* REQUIRED TASK
In the records below, locate the line containing "Serialize everything readable", then output that line and all later lines exactly, through the last one.

* DATA FOR THIS TASK
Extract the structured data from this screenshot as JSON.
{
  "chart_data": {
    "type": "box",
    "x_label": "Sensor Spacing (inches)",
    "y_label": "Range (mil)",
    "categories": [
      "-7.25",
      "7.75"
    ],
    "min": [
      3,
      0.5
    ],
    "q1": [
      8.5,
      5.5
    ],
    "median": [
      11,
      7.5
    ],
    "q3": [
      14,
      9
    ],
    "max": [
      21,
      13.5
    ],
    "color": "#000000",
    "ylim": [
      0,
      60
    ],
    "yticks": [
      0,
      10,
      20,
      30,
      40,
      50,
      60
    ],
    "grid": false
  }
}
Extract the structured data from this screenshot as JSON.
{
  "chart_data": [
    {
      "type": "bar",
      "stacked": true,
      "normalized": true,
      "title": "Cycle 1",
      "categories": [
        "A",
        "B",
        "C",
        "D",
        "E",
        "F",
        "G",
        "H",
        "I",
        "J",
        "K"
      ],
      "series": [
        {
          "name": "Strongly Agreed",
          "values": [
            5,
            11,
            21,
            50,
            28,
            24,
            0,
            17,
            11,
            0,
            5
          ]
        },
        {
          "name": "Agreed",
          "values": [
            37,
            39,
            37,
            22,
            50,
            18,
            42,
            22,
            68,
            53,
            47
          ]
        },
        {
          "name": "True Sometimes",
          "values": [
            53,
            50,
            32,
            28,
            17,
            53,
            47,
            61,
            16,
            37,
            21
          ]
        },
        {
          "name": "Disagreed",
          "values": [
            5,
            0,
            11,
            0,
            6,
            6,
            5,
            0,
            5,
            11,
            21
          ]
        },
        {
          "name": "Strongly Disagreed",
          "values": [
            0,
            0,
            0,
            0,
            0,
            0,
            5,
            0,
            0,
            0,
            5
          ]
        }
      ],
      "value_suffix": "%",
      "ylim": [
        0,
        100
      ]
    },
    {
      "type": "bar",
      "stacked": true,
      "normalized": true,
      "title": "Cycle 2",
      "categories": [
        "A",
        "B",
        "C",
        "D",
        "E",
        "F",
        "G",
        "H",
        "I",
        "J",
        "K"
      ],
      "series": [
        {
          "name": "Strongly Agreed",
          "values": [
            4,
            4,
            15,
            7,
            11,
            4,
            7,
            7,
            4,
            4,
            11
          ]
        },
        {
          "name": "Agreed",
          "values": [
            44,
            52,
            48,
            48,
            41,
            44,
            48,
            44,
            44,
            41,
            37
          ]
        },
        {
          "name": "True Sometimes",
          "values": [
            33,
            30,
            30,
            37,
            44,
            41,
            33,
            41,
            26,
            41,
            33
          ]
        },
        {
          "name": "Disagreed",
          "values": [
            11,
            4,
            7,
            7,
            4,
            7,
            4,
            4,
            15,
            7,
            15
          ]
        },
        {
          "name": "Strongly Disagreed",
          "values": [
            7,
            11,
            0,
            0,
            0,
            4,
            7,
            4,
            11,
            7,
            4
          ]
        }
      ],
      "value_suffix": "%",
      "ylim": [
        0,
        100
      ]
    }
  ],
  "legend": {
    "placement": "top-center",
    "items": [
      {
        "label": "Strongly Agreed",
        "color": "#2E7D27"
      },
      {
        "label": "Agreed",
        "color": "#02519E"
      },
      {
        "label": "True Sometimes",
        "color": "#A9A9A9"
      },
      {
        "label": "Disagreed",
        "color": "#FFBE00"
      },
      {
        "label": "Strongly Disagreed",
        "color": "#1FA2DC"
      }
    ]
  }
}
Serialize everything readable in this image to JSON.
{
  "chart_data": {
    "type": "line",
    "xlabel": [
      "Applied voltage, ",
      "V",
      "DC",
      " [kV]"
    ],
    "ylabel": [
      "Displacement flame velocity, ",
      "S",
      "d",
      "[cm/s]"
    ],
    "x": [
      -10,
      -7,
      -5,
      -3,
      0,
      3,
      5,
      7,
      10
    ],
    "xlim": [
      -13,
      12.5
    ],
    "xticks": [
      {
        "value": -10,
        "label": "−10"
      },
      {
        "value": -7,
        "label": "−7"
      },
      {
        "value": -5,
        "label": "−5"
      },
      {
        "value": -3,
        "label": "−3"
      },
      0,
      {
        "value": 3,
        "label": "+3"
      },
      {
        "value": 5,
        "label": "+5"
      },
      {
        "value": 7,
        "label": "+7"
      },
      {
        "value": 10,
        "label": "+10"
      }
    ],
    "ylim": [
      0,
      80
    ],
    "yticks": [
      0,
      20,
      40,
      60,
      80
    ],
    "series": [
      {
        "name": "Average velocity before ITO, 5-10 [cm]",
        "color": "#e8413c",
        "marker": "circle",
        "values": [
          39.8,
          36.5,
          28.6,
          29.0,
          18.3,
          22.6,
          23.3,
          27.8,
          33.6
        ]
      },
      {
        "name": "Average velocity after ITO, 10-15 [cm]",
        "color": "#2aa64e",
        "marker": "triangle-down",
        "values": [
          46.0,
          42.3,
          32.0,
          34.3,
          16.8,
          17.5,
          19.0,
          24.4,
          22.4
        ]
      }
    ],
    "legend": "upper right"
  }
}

* SOLVED PROBLEM
Serialize everything readable in this image to JSON.
{
  "chart_data": {
    "type": "line",
    "xlabel": [
      "Applied voltage, ",
      "V",
      "DC",
      " [kV]"
    ],
    "ylabel": [
      "Displacement flame velocity, ",
      "S",
      "d",
      "[cm/s]"
    ],
    "x": [
      -10,
      -7,
      -5,
      -3,
      0,
      3,
      5,
      7,
      10
    ],
    "xlim": [
      -13,
      12.5
    ],
    "xticks": [
      {
        "value": -10,
        "label": "−10"
      },
      {
        "value": -7,
        "label": "−7"
      },
      {
        "value": -5,
        "label": "−5"
      },
      {
        "value": -3,
        "label": "−3"
      },
      0,
      {
        "value": 3,
        "label": "+3"
      },
      {
        "value": 5,
        "label": "+5"
      },
      {
        "value": 7,
        "label": "+7"
      },
      {
        "value": 10,
        "label": "+10"
      }
    ],
    "ylim": [
      0,
      80
    ],
    "yticks": [
      0,
      20,
      40,
      60,
      80
    ],
    "series": [
      {
        "name": "Average velocity before ITO, 5-10 [cm]",
        "color": "#e8413c",
        "marker": "circle",
        "values": [
          39.8,
          36.5,
          28.6,
          29.0,
          18.3,
          22.6,
          23.3,
          27.8,
          33.6
        ]
      },
      {
        "name": "Average velocity after ITO, 10-15 [cm]",
        "color": "#2aa64e",
        "marker": "triangle-down",
        "values": [
          46.0,
          42.3,
          32.0,
          34.3,
          16.8,
          17.5,
          19.0,
          24.4,
          22.4
        ]
      }
    ],
    "legend": "upper right"
  }
}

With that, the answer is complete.